Excerpts from a figure dataset:

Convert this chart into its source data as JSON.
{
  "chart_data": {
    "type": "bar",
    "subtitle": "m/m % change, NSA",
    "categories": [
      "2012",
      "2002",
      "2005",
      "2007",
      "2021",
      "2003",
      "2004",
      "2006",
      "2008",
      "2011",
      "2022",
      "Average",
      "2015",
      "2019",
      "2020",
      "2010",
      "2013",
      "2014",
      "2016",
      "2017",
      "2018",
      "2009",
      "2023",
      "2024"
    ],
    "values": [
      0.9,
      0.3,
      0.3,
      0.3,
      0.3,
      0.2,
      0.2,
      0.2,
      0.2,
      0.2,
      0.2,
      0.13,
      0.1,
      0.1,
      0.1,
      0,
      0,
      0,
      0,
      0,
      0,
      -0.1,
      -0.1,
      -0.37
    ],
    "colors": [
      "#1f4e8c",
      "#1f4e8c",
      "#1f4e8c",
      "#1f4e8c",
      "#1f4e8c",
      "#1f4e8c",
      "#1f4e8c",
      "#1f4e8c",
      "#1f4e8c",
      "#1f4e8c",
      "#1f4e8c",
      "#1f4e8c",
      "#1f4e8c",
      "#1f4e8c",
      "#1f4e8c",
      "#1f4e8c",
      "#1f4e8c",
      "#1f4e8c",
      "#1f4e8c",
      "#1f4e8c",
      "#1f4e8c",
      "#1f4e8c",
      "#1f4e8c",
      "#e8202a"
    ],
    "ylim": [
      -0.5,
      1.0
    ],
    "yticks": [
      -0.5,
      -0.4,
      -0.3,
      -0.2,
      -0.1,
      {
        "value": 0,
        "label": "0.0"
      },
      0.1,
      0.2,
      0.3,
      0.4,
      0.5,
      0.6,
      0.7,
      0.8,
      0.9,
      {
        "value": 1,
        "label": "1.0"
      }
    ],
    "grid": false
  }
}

Exercise description: Reproduce all the data word for word.

Reply to the exercise:
Convert this chart into its source data as JSON.
{
  "chart_data": {
    "type": "bar",
    "subtitle": "m/m % change, NSA",
    "categories": [
      "2012",
      "2002",
      "2005",
      "2007",
      "2021",
      "2003",
      "2004",
      "2006",
      "2008",
      "2011",
      "2022",
      "Average",
      "2015",
      "2019",
      "2020",
      "2010",
      "2013",
      "2014",
      "2016",
      "2017",
      "2018",
      "2009",
      "2023",
      "2024"
    ],
    "values": [
      0.9,
      0.3,
      0.3,
      0.3,
      0.3,
      0.2,
      0.2,
      0.2,
      0.2,
      0.2,
      0.2,
      0.13,
      0.1,
      0.1,
      0.1,
      0,
      0,
      0,
      0,
      0,
      0,
      -0.1,
      -0.1,
      -0.37
    ],
    "colors": [
      "#1f4e8c",
      "#1f4e8c",
      "#1f4e8c",
      "#1f4e8c",
      "#1f4e8c",
      "#1f4e8c",
      "#1f4e8c",
      "#1f4e8c",
      "#1f4e8c",
      "#1f4e8c",
      "#1f4e8c",
      "#1f4e8c",
      "#1f4e8c",
      "#1f4e8c",
      "#1f4e8c",
      "#1f4e8c",
      "#1f4e8c",
      "#1f4e8c",
      "#1f4e8c",
      "#1f4e8c",
      "#1f4e8c",
      "#1f4e8c",
      "#1f4e8c",
      "#e8202a"
    ],
    "ylim": [
      -0.5,
      1.0
    ],
    "yticks": [
      -0.5,
      -0.4,
      -0.3,
      -0.2,
      -0.1,
      {
        "value": 0,
        "label": "0.0"
      },
      0.1,
      0.2,
      0.3,
      0.4,
      0.5,
      0.6,
      0.7,
      0.8,
      0.9,
      {
        "value": 1,
        "label": "1.0"
      }
    ],
    "grid": false
  }
}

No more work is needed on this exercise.